*GIVEN DATA*.
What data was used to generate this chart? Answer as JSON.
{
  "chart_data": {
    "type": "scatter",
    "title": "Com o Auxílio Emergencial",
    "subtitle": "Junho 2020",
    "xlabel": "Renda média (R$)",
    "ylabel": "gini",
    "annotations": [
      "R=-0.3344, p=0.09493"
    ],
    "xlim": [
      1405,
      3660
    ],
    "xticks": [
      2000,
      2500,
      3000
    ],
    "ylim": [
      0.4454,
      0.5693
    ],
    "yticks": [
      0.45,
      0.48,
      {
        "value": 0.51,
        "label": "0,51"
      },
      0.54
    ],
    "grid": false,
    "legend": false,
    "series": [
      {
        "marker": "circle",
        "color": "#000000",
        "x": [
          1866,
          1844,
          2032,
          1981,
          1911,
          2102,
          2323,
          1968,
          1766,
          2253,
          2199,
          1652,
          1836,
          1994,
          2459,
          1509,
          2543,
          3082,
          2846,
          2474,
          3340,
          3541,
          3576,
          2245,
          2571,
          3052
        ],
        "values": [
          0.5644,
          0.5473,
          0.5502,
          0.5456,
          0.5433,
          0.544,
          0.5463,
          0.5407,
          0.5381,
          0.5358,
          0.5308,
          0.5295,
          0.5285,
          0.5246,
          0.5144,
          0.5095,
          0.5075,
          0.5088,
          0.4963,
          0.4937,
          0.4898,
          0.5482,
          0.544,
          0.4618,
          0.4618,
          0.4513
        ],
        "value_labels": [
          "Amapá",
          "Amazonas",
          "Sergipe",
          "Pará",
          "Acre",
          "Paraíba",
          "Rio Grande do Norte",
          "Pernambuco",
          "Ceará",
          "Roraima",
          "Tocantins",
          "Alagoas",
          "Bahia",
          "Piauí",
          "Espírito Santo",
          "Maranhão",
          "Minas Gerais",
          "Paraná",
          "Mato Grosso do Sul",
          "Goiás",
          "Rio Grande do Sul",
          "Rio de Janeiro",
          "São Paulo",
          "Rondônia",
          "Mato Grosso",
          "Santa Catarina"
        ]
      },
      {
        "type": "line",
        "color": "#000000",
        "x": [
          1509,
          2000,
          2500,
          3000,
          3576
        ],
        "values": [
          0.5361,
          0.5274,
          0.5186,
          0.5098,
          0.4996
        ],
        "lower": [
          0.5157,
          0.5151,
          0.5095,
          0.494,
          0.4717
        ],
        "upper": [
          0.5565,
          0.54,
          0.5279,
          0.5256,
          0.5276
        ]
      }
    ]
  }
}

*THE REQUEST*.
Copy every line in the listing above where the string "Grande" turns up.

*FINISHED ANSWER*.
          "Rio Grande do Norte",
          "Rio Grande do Sul",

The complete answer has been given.